Stated problem =>
From the listing below, pull out all lines with "only" in them.

Data shown =>
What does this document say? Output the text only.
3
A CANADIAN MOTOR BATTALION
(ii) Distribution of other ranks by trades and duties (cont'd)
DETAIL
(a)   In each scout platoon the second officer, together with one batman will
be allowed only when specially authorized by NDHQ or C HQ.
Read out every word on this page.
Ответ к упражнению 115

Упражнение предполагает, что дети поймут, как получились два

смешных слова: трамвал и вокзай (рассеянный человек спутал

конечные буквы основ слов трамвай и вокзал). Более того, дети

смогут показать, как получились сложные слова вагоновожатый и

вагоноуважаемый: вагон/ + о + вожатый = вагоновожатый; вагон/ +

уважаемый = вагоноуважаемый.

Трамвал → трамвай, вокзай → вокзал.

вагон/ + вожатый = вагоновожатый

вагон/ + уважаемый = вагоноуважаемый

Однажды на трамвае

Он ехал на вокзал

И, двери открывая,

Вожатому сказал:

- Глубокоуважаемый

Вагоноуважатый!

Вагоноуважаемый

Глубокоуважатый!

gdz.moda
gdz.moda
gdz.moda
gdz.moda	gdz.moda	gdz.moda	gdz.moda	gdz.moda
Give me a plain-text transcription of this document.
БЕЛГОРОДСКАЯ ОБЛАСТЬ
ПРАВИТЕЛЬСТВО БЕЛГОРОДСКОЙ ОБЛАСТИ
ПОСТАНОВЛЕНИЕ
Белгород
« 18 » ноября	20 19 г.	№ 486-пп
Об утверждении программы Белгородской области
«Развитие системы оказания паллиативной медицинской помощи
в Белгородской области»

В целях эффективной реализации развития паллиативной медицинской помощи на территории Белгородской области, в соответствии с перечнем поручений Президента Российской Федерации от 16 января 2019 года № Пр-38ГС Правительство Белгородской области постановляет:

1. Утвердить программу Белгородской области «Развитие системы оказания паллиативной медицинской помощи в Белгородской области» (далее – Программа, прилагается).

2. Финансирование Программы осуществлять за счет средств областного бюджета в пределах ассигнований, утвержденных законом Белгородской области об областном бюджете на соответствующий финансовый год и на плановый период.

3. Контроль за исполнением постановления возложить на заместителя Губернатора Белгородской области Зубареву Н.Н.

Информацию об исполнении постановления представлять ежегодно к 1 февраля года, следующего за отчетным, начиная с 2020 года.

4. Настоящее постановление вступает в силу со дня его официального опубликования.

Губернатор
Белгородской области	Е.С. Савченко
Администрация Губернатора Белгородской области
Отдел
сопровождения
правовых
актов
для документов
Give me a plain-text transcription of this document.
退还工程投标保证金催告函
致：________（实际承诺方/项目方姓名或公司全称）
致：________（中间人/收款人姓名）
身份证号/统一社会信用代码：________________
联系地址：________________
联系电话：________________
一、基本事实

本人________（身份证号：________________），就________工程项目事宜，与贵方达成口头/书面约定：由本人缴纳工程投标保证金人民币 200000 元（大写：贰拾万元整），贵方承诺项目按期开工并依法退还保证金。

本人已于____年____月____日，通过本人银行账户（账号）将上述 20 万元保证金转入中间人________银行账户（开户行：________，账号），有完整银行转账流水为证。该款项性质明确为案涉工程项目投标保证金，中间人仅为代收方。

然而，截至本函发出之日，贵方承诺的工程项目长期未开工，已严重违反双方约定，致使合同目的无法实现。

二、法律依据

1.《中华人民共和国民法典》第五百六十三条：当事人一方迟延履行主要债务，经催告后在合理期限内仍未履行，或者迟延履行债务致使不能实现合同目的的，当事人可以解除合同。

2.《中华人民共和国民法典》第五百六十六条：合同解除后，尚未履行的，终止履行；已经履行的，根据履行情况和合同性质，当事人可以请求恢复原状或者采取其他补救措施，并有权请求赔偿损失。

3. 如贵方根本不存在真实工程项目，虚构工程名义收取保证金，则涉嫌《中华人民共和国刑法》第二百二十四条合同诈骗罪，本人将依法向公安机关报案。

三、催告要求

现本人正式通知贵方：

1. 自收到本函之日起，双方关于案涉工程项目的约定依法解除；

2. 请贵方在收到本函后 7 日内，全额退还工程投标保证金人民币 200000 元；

Task output =>
What does this document say? Output the text only.
be allowed only when specially authorized by NDHQ or C HQ.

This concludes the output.